Dataset entries:
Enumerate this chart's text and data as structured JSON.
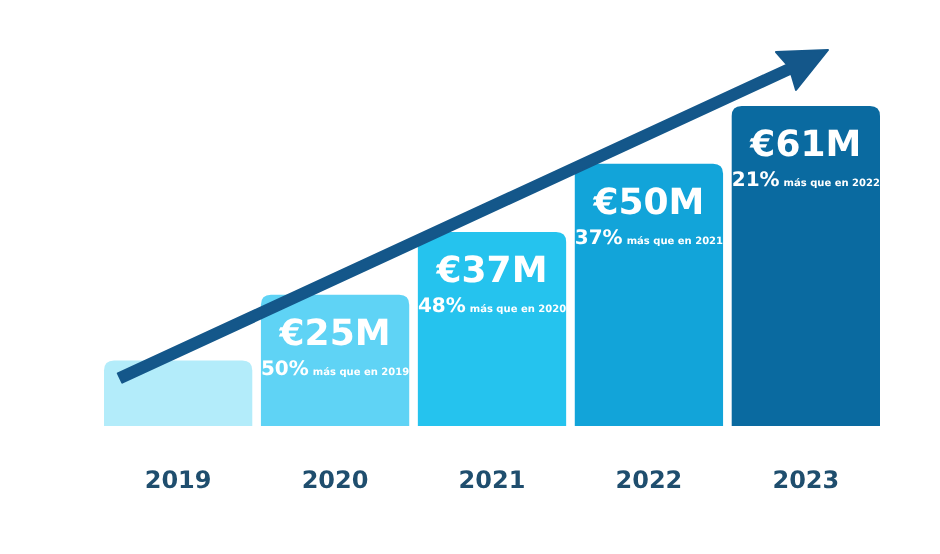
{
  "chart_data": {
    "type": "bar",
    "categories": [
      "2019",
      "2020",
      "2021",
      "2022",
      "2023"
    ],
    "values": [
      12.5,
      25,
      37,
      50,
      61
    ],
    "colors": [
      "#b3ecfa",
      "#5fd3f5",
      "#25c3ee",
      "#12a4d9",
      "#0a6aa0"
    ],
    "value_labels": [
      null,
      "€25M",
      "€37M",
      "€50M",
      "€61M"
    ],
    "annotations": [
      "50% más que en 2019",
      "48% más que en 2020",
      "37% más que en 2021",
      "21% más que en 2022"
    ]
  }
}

==

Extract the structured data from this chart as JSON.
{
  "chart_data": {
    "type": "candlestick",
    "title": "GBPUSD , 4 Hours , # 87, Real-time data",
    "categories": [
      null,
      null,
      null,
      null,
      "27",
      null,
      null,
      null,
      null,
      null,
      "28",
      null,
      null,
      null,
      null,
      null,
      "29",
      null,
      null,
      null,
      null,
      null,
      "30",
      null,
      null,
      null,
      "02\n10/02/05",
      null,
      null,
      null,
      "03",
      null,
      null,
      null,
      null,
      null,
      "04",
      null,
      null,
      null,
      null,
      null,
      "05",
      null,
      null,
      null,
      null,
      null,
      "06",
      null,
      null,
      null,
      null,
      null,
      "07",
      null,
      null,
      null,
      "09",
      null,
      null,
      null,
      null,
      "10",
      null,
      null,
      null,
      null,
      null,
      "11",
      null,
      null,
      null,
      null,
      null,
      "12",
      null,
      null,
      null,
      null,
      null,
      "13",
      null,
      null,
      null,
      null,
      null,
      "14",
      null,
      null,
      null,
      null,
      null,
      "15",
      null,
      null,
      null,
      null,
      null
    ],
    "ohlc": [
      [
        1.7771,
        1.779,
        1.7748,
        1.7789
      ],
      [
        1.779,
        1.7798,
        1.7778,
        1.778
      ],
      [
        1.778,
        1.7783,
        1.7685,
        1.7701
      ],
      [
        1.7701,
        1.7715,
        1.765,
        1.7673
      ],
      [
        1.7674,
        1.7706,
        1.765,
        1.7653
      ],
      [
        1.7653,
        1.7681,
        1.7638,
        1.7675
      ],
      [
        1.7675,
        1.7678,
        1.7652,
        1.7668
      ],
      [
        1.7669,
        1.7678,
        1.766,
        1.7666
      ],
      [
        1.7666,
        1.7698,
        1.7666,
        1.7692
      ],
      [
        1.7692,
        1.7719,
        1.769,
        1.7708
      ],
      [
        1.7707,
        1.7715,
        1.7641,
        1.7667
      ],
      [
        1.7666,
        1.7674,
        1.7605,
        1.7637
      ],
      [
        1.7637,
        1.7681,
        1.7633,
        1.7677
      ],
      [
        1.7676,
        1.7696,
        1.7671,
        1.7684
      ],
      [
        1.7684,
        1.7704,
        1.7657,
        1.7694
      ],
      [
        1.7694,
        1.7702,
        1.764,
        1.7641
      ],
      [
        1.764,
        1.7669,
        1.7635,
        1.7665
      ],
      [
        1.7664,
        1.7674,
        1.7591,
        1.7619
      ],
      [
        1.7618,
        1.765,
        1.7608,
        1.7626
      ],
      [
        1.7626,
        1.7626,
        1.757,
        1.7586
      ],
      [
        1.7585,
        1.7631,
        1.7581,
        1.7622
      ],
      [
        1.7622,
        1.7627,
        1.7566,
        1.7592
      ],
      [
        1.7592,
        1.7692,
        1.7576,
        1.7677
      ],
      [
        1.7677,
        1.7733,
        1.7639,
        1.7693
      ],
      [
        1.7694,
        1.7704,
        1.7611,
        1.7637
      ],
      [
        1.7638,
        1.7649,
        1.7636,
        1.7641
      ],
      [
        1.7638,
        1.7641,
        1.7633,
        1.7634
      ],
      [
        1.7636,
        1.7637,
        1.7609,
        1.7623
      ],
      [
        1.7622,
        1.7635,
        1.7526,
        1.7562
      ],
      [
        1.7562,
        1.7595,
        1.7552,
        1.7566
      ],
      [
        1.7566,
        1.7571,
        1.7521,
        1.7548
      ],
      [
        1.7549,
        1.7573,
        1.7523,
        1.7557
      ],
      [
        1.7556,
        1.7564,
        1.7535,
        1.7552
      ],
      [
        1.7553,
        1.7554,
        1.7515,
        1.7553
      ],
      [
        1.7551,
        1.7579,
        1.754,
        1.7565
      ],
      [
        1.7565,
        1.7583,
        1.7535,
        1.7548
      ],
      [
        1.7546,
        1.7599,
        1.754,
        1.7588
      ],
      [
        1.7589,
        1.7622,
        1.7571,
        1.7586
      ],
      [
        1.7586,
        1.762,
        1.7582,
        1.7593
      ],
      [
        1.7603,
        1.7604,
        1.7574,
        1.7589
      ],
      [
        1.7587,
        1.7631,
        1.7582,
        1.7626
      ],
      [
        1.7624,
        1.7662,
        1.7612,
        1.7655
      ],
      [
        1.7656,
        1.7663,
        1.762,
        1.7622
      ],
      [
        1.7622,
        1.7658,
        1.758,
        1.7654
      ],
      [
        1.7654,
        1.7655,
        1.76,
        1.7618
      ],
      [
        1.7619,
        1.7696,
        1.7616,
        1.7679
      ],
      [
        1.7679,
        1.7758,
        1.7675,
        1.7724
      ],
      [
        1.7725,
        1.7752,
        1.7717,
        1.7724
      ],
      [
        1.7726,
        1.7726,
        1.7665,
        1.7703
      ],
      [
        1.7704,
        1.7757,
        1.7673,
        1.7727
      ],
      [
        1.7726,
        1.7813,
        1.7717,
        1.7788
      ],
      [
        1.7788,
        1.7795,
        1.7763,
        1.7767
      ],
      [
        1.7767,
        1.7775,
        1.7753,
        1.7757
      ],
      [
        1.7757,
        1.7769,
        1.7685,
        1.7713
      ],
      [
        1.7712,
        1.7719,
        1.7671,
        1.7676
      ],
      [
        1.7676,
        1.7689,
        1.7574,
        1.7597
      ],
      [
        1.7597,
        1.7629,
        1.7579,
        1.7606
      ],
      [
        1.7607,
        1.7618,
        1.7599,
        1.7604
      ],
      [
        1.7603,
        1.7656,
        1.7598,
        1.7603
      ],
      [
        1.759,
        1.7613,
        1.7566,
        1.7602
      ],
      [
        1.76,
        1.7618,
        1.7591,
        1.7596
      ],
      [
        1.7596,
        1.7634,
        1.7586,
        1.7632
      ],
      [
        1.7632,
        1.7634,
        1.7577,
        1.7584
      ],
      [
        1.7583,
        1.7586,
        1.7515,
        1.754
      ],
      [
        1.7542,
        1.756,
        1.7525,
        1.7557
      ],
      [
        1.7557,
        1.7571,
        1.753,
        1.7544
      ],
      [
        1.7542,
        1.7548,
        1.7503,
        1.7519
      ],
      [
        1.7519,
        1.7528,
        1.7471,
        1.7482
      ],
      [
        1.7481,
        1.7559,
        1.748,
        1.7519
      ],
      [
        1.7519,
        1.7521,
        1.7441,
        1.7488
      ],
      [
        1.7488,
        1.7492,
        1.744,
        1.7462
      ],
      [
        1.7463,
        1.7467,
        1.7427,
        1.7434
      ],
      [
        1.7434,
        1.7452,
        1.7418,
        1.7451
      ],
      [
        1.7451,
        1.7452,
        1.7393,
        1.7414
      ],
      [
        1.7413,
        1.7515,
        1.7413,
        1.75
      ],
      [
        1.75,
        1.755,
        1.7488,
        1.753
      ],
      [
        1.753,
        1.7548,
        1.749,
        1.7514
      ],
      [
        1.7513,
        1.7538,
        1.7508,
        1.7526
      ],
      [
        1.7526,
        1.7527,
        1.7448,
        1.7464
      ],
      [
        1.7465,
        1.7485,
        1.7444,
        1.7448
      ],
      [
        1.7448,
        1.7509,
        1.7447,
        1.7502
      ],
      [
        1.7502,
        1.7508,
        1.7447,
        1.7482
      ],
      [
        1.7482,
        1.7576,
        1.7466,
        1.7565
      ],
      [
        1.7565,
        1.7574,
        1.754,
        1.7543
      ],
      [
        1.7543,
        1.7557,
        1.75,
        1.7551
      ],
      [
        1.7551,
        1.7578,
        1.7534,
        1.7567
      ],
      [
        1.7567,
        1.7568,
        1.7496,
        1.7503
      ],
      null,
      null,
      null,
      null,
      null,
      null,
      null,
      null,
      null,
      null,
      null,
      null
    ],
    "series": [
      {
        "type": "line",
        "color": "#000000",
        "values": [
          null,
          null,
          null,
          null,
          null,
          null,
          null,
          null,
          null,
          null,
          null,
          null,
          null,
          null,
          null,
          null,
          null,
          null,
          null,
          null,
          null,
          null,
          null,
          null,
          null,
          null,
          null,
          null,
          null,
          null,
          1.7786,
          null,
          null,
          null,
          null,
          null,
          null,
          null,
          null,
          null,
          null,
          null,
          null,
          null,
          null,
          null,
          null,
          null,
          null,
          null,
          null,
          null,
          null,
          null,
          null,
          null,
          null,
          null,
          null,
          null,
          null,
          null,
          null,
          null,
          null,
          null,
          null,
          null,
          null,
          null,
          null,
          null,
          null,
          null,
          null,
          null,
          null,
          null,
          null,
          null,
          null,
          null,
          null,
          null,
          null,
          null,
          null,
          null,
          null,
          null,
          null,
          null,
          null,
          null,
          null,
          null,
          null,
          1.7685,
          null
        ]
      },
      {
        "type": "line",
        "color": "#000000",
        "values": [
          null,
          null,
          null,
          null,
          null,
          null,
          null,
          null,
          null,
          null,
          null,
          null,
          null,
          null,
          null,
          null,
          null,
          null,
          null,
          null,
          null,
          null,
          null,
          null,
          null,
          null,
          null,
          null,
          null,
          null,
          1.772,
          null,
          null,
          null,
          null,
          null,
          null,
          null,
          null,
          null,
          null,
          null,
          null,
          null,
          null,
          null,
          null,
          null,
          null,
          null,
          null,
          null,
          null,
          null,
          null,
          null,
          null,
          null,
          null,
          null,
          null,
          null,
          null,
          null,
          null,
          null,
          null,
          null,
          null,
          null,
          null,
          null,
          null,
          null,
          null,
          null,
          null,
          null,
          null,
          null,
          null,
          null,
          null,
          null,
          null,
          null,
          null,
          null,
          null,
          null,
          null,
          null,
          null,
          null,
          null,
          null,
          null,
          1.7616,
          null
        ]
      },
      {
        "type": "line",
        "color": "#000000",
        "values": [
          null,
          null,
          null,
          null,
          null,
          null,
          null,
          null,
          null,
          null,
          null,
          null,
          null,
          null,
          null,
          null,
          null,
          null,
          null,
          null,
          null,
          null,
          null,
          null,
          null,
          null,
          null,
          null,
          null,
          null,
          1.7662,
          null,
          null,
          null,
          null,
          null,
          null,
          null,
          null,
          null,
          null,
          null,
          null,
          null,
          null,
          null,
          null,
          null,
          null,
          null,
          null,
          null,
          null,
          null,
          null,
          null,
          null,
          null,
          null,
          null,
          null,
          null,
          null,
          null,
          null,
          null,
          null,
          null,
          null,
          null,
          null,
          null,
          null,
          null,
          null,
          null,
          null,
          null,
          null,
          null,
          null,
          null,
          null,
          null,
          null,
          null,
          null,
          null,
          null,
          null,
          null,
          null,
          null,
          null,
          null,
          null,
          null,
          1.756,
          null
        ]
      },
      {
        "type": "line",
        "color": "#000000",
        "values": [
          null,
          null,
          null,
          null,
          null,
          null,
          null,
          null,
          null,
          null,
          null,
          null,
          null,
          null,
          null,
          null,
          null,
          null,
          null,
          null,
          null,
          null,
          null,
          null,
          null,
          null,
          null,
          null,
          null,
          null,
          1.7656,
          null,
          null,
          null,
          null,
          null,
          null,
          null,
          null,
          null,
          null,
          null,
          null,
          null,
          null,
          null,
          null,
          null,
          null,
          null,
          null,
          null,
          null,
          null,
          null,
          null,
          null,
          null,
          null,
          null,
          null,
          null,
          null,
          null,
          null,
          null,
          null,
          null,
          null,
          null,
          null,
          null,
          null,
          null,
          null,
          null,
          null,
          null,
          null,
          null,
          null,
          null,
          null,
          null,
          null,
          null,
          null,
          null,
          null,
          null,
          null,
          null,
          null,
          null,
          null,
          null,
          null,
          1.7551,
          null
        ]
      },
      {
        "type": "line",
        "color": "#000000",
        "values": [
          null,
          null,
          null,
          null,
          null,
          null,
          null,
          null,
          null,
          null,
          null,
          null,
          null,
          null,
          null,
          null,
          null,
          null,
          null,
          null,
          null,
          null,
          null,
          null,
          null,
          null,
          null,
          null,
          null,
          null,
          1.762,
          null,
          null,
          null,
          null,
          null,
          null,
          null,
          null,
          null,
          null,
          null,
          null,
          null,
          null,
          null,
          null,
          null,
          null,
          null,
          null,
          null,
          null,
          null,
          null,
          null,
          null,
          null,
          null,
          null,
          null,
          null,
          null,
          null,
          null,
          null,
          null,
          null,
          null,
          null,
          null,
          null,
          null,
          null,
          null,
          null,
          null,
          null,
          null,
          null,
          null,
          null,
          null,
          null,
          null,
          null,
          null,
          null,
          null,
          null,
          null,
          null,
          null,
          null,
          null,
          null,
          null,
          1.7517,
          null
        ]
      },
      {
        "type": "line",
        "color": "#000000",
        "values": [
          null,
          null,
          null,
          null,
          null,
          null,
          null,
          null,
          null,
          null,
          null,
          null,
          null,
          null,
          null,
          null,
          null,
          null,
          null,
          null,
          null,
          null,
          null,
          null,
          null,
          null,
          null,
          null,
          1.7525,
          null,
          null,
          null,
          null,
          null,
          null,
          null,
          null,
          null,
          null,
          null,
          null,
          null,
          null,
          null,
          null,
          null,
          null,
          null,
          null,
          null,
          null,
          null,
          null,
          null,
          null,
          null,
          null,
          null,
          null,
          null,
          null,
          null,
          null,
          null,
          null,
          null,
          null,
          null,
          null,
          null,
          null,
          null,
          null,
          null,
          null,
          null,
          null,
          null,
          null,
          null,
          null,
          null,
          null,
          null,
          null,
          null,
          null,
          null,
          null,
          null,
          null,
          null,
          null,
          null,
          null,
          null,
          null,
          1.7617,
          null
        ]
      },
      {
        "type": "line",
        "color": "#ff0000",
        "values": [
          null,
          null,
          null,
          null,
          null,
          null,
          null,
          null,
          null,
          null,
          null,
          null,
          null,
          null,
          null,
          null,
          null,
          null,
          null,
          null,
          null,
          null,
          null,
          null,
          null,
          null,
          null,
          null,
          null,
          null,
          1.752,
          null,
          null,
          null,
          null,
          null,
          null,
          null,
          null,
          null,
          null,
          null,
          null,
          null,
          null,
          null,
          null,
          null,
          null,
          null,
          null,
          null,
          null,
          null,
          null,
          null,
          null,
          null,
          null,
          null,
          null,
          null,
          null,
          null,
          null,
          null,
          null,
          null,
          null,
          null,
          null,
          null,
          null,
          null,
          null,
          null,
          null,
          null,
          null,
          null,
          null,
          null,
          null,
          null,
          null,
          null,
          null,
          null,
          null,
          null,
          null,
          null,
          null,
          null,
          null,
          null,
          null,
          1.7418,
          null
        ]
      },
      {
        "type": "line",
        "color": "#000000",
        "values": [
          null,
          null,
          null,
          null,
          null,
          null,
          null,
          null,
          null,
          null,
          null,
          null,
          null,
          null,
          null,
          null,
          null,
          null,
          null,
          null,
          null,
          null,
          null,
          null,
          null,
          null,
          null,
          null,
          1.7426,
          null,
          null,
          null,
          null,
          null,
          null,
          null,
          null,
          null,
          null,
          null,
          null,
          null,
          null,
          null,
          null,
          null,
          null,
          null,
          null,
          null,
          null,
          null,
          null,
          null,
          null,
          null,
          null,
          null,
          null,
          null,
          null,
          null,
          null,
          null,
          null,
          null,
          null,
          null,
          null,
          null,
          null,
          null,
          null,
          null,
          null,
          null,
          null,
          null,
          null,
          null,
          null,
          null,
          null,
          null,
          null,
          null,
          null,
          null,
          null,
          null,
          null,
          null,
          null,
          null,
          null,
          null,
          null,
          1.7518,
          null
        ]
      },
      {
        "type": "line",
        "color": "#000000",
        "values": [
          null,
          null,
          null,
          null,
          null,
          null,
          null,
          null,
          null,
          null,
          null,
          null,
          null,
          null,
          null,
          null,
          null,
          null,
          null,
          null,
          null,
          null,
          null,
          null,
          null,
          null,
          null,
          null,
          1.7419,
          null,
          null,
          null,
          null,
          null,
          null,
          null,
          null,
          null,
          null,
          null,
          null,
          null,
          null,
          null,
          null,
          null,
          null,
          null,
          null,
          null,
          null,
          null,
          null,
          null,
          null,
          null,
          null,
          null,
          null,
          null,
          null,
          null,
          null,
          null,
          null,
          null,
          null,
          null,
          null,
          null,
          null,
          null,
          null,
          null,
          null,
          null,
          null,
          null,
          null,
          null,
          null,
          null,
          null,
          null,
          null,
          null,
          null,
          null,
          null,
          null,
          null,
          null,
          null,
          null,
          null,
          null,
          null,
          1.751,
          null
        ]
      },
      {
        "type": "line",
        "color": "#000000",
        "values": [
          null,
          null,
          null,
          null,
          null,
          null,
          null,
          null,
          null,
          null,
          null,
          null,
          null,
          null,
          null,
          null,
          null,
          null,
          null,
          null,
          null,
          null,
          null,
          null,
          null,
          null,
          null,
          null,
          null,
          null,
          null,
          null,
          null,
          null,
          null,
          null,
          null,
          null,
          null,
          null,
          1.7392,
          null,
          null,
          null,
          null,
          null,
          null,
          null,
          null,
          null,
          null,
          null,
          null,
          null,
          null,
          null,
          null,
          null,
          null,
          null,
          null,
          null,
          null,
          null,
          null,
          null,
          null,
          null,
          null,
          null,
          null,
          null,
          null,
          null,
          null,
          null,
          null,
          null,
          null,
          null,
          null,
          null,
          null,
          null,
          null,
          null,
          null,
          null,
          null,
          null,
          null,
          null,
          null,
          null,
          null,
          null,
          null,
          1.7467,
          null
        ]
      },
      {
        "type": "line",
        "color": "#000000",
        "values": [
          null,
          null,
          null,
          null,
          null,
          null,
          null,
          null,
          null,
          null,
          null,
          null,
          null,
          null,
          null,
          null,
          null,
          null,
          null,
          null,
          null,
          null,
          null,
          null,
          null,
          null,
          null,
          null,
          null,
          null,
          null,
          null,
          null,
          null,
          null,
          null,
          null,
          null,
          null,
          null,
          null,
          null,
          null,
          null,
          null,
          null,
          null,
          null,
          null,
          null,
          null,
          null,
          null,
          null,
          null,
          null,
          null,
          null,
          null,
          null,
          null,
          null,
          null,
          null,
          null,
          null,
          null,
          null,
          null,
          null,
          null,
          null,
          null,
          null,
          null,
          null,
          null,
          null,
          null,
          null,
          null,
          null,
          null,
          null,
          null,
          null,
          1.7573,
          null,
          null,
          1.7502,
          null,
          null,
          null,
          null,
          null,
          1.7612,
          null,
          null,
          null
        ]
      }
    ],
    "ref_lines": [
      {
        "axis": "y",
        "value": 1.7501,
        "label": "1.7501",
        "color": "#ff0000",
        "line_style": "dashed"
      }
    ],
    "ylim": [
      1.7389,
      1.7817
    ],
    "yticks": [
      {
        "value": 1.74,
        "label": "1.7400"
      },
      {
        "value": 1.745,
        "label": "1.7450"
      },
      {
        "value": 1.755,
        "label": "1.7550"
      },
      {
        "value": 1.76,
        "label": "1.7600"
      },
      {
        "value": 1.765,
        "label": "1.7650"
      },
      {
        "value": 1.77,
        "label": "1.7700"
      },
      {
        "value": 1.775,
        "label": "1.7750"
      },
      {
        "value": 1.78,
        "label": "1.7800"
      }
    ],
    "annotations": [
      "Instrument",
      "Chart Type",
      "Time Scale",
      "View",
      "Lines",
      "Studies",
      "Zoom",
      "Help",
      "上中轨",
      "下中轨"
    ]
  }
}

Work to complete. Check every line for "JSON" and show the ones that have it.

Written solution.
Enumerate this chart's text and data as structured JSON.
Extract the structured data from this chart as JSON.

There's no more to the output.